■ Goal: Check every line of the material below for the string "Levels", and return the ones that have it.
□ □ □ □ □
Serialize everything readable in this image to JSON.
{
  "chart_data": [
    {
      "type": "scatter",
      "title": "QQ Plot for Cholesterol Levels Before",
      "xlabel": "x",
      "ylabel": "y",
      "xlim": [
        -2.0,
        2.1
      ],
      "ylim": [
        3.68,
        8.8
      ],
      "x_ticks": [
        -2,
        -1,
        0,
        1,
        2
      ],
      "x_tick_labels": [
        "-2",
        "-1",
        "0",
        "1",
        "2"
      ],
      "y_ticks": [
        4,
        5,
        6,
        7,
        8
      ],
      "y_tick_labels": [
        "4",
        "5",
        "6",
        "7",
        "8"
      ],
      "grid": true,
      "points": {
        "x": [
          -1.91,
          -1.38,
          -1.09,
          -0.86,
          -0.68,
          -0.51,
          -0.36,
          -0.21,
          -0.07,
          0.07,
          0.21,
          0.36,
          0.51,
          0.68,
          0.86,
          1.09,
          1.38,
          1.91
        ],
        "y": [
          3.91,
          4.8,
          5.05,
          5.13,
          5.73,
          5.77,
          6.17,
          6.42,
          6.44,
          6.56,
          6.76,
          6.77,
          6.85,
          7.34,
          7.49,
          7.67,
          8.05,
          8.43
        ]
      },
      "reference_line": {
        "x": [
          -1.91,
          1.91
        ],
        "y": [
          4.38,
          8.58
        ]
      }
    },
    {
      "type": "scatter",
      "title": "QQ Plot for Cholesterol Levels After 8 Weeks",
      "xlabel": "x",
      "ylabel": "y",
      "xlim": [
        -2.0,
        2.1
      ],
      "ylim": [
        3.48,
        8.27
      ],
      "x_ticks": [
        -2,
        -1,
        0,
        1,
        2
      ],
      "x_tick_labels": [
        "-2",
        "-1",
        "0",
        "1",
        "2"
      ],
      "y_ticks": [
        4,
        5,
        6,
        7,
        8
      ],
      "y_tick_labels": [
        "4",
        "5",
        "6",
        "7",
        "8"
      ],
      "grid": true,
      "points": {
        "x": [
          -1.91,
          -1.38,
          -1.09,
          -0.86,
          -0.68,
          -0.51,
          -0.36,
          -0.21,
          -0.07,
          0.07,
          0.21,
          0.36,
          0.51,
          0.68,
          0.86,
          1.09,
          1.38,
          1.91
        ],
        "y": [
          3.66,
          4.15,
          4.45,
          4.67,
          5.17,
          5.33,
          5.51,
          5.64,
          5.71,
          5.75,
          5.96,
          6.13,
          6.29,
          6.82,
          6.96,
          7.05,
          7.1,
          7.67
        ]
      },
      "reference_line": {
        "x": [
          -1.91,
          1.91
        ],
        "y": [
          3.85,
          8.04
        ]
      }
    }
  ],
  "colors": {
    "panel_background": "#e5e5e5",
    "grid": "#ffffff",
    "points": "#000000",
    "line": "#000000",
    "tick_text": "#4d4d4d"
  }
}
□ □ □ □ □
■ Result for this exercise:
      "title": "QQ Plot for Cholesterol Levels Before",
      "title": "QQ Plot for Cholesterol Levels After 8 Weeks",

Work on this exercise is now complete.